_EXERCISE GOAL_. Each line below should be reproduced without any alteration.

(Dataset rows)
···
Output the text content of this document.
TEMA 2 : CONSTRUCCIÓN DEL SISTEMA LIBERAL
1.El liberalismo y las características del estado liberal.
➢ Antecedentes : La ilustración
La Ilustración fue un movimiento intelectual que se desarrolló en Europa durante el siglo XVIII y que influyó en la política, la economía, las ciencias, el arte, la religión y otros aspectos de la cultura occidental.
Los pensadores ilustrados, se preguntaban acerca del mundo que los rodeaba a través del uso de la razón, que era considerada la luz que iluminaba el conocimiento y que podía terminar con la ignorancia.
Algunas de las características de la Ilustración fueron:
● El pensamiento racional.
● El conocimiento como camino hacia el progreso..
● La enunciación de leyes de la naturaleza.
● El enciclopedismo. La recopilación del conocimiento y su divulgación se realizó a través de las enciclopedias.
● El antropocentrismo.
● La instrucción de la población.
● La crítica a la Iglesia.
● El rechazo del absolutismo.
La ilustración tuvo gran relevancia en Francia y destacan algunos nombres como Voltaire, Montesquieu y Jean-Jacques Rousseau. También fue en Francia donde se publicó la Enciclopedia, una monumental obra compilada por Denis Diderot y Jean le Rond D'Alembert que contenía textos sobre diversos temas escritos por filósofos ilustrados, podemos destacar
···
_TASK RESULT_.
Output the text content of this document.
TEMA 2 : CONSTRUCCIÓN DEL SISTEMA LIBERAL
1.El liberalismo y las características del estado liberal.
➢ Antecedentes : La ilustración
La Ilustración fue un movimiento intelectual que se desarrolló en Europa durante el siglo XVIII y que influyó en la política, la economía, las ciencias, el arte, la religión y otros aspectos de la cultura occidental.
Los pensadores ilustrados, se preguntaban acerca del mundo que los rodeaba a través del uso de la razón, que era considerada la luz que iluminaba el conocimiento y que podía terminar con la ignorancia.
Algunas de las características de la Ilustración fueron:
● El pensamiento racional.
● El conocimiento como camino hacia el progreso..
● La enunciación de leyes de la naturaleza.
● El enciclopedismo. La recopilación del conocimiento y su divulgación se realizó a través de las enciclopedias.
● El antropocentrismo.
● La instrucción de la población.
● La crítica a la Iglesia.
● El rechazo del absolutismo.
La ilustración tuvo gran relevancia en Francia y destacan algunos nombres como Voltaire, Montesquieu y Jean-Jacques Rousseau. También fue en Francia donde se publicó la Enciclopedia, una monumental obra compilada por Denis Diderot y Jean le Rond D'Alembert que contenía textos sobre diversos temas escritos por filósofos ilustrados, podemos destacar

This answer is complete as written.